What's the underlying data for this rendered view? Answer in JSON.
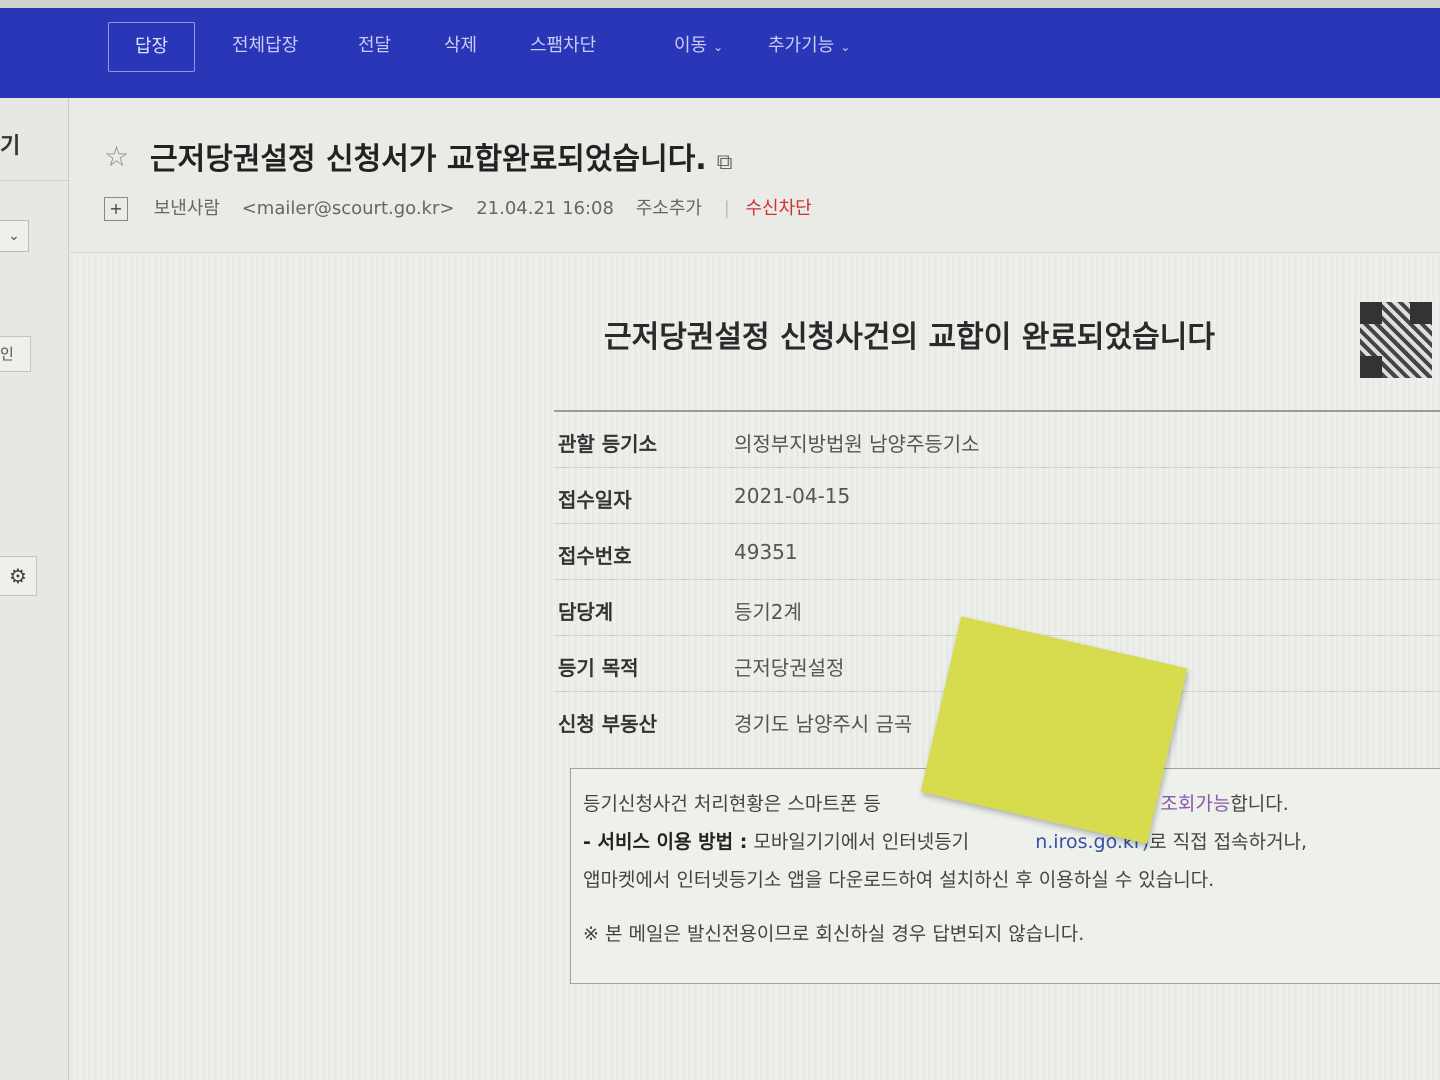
{
  "toolbar": {
    "reply": "답장",
    "reply_all": "전체답장",
    "forward": "전달",
    "delete": "삭제",
    "spam_block": "스팸차단",
    "move": "이동",
    "more": "추가기능",
    "bg_color": "#2a36b8"
  },
  "sidebar": {
    "title_fragment": "기",
    "tag_fragment": "인"
  },
  "mail": {
    "subject": "근저당권설정 신청서가 교합완료되었습니다.",
    "sender_name": "보낸사람",
    "sender_email": "<mailer@scourt.go.kr>",
    "date": "21.04.21 16:08",
    "add_contact": "주소추가",
    "block_sender": "수신차단",
    "block_color": "#d33030"
  },
  "document": {
    "title": "근저당권설정 신청사건의 교합이 완료되었습니다",
    "rows": [
      {
        "label": "관할 등기소",
        "value": "의정부지방법원 남양주등기소"
      },
      {
        "label": "접수일자",
        "value": "2021-04-15"
      },
      {
        "label": "접수번호",
        "value": "49351"
      },
      {
        "label": "담당계",
        "value": "등기2계"
      },
      {
        "label": "등기 목적",
        "value": "근저당권설정"
      },
      {
        "label": "신청 부동산",
        "value": "경기도 남양주시 금곡"
      }
    ],
    "notice": {
      "line1_a": "등기신청사건 처리현황은 스마트폰 등",
      "line1_b": "여 조회가능",
      "line1_c": "합니다.",
      "line2_bold": "- 서비스 이용 방법 :",
      "line2_a": " 모바일기기에서 인터넷등기",
      "line2_link": "n.iros.go.kr)",
      "line2_b": "로 직접 접속하거나,",
      "line3": "앱마켓에서 인터넷등기소 앱을 다운로드하여 설치하신 후 이용하실 수 있습니다.",
      "line4": "※ 본 메일은 발신전용이므로 회신하실 경우 답변되지 않습니다."
    }
  }
}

────────────────────

» **Aim**
Pictures are excluded; copy all other data exactly as shown.

» **Answer below**
What's the underlying data for this rendered view? Answer in JSON.
{
  "toolbar": {
    "reply": "답장",
    "reply_all": "전체답장",
    "forward": "전달",
    "delete": "삭제",
    "spam_block": "스팸차단",
    "move": "이동",
    "more": "추가기능",
    "bg_color": "#2a36b8"
  },
  "sidebar": {
    "title_fragment": "기",
    "tag_fragment": "인"
  },
  "mail": {
    "subject": "근저당권설정 신청서가 교합완료되었습니다.",
    "sender_name": "보낸사람",
    "sender_email": "<mailer@scourt.go.kr>",
    "date": "21.04.21 16:08",
    "add_contact": "주소추가",
    "block_sender": "수신차단",
    "block_color": "#d33030"
  },
  "document": {
    "title": "근저당권설정 신청사건의 교합이 완료되었습니다",
    "rows": [
      {
        "label": "관할 등기소",
        "value": "의정부지방법원 남양주등기소"
      },
      {
        "label": "접수일자",
        "value": "2021-04-15"
      },
      {
        "label": "접수번호",
        "value": "49351"
      },
      {
        "label": "담당계",
        "value": "등기2계"
      },
      {
        "label": "등기 목적",
        "value": "근저당권설정"
      },
      {
        "label": "신청 부동산",
        "value": "경기도 남양주시 금곡"
      }
    ],
    "notice": {
      "line1_a": "등기신청사건 처리현황은 스마트폰 등",
      "line1_b": "여 조회가능",
      "line1_c": "합니다.",
      "line2_bold": "- 서비스 이용 방법 :",
      "line2_a": " 모바일기기에서 인터넷등기",
      "line2_link": "n.iros.go.kr)",
      "line2_b": "로 직접 접속하거나,",
      "line3": "앱마켓에서 인터넷등기소 앱을 다운로드하여 설치하신 후 이용하실 수 있습니다.",
      "line4": "※ 본 메일은 발신전용이므로 회신하실 경우 답변되지 않습니다."
    }
  }
}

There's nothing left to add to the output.